## [Data in this exercise]
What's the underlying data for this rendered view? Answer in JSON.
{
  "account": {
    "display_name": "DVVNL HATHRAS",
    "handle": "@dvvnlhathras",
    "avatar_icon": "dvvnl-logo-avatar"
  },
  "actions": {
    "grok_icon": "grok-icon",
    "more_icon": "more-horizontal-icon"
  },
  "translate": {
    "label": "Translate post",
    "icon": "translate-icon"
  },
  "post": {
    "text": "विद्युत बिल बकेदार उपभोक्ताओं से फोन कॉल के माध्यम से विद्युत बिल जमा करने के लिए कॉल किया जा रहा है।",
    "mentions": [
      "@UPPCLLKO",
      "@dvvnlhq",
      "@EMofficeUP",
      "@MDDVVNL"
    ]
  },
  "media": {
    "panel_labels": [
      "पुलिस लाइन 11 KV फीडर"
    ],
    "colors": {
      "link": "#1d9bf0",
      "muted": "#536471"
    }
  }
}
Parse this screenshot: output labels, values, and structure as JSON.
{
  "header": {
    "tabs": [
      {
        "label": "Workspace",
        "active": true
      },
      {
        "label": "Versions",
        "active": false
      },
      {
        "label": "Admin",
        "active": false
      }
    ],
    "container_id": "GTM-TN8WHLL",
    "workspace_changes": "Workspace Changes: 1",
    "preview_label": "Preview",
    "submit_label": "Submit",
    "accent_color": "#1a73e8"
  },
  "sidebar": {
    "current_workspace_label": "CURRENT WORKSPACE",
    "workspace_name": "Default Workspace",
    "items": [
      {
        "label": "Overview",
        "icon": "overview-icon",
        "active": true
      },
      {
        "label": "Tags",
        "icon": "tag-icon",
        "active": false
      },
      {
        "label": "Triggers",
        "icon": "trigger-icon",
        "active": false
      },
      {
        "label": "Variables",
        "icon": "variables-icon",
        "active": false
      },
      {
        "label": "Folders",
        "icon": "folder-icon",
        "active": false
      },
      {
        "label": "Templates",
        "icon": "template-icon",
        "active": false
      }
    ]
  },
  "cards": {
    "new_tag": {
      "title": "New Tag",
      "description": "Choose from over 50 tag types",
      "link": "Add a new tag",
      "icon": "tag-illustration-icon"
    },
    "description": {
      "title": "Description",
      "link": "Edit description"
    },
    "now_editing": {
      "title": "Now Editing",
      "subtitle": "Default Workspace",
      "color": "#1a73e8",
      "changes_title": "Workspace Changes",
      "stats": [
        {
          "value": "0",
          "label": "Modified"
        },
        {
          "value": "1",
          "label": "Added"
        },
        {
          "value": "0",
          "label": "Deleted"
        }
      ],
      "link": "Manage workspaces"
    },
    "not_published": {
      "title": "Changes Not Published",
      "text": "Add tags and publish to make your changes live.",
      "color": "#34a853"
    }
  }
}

## [Task instructions]
From the entries above, copy every line that holds the word "link".

## [Task answer]
      "link": "#1d9bf0",
      "link": "Add a new tag",
      "link": "Edit description"
      "link": "Manage workspaces"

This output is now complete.